Records from a data collection:

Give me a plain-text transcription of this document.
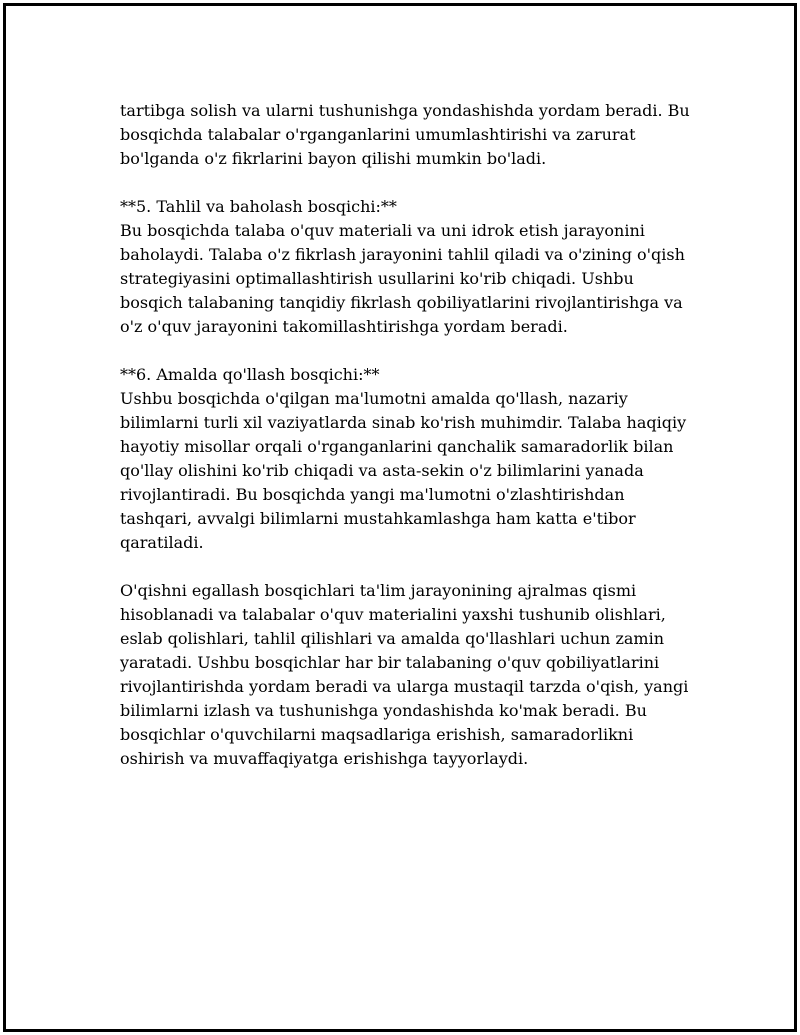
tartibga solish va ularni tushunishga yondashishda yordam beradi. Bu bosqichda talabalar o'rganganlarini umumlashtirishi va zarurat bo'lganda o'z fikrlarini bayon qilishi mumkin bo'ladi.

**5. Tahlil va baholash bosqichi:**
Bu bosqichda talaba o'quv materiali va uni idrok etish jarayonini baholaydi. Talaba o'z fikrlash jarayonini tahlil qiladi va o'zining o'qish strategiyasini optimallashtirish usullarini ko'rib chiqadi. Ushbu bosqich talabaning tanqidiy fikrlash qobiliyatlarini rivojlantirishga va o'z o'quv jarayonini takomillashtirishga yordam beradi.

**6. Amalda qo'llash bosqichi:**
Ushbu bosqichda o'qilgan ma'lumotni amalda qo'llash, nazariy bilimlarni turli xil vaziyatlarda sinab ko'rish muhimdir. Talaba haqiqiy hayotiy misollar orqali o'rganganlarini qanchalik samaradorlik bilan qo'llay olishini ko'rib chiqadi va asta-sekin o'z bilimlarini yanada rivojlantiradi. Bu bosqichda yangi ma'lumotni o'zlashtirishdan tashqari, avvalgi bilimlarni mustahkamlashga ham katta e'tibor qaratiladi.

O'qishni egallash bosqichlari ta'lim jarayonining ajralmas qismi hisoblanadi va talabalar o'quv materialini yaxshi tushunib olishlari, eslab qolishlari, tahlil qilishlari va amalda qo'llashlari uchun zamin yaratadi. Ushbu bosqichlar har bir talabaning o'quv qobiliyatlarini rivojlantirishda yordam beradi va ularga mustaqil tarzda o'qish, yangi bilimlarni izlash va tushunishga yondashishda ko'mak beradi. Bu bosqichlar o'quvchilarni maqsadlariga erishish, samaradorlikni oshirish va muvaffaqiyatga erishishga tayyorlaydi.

==

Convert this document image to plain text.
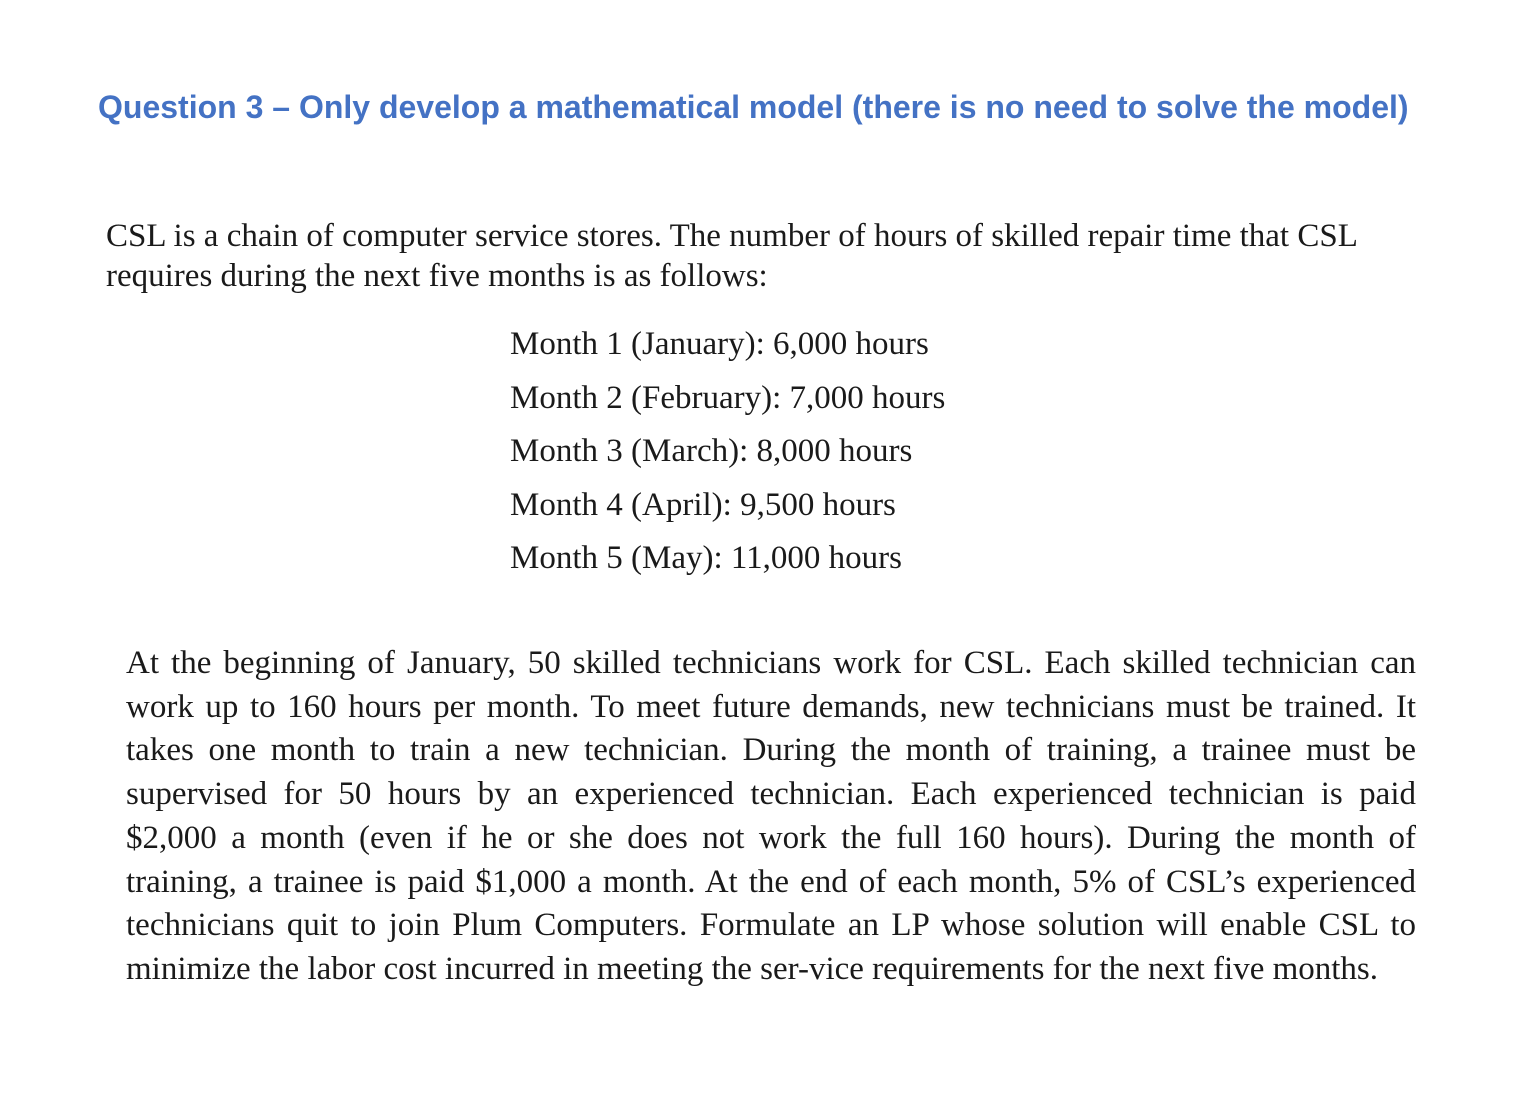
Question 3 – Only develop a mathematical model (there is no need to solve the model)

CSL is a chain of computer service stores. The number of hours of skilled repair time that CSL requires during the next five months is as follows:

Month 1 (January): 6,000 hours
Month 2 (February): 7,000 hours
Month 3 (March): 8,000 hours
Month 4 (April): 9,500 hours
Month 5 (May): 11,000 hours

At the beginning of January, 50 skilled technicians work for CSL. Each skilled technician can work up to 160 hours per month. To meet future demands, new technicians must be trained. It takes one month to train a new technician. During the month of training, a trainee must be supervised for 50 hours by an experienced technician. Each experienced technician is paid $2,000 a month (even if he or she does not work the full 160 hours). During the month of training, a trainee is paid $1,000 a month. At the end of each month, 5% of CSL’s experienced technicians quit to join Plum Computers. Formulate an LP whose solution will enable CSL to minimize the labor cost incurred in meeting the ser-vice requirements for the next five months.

• [WORK TO COMPLETE]: Look over the material above and show each line where "plain" appears.

• [WRITTEN RESPONSE]:
Give me a plain-text transcription of this document.
Convert this document image to plain text.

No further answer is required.